In the entries that follow, how many lines contain "JSON"? Answer with the number only.

▸ Provided records:
=-=-=

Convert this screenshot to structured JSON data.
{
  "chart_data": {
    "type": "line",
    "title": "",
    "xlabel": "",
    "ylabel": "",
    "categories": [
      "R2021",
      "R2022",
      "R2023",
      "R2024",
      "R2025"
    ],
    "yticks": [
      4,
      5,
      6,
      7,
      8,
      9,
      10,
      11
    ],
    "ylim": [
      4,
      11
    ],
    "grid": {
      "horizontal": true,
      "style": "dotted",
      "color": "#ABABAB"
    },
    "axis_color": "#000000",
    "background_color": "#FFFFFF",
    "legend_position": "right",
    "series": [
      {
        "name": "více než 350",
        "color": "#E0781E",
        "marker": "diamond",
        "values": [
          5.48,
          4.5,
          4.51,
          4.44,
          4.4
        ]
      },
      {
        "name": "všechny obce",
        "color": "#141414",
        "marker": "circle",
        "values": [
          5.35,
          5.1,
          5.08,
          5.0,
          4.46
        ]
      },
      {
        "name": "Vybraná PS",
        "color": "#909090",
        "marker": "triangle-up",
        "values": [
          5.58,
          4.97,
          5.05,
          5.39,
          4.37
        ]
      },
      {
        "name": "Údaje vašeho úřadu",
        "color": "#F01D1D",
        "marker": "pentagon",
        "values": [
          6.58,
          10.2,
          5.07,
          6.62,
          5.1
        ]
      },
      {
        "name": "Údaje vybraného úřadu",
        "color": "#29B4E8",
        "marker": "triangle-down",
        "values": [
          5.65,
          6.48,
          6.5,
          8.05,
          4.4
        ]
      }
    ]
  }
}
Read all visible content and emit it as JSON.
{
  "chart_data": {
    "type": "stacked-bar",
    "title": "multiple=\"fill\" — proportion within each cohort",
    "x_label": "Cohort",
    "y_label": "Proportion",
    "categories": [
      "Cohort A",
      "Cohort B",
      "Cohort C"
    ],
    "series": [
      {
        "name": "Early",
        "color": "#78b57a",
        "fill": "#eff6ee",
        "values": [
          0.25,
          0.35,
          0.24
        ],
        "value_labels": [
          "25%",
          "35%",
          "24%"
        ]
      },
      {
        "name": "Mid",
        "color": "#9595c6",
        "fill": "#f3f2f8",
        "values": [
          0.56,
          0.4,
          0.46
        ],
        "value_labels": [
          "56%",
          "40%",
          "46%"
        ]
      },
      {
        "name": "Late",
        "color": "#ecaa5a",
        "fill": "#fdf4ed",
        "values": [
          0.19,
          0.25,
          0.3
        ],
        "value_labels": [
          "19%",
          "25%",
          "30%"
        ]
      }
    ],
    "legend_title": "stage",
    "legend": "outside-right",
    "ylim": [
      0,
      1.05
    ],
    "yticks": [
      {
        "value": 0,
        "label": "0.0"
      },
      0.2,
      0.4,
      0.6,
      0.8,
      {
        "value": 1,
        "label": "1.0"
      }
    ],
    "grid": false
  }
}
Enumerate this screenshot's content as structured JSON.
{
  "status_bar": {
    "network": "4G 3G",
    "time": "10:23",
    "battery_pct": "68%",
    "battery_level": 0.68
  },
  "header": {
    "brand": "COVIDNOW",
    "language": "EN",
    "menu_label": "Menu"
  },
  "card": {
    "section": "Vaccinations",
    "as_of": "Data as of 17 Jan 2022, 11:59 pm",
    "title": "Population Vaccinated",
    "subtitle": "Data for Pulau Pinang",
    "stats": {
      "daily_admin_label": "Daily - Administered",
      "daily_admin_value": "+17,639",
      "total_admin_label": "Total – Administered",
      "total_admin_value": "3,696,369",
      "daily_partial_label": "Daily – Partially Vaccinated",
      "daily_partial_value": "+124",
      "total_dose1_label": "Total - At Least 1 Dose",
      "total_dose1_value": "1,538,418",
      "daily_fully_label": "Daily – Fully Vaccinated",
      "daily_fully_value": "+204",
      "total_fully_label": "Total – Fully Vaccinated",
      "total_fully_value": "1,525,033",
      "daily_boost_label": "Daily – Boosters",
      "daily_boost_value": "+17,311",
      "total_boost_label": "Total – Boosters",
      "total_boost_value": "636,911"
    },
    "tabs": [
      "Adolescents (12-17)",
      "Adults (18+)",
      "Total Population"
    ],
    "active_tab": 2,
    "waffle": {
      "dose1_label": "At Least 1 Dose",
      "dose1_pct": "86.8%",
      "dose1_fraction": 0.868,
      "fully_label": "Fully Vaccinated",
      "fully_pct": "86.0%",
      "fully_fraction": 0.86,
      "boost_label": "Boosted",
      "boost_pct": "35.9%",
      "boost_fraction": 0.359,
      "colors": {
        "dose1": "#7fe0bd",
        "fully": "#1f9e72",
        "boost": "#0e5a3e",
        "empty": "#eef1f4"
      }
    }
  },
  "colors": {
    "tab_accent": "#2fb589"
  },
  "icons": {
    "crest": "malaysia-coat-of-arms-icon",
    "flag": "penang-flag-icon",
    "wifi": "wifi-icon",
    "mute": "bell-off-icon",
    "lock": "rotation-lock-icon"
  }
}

=-=-=

▸ Exercise solution: 3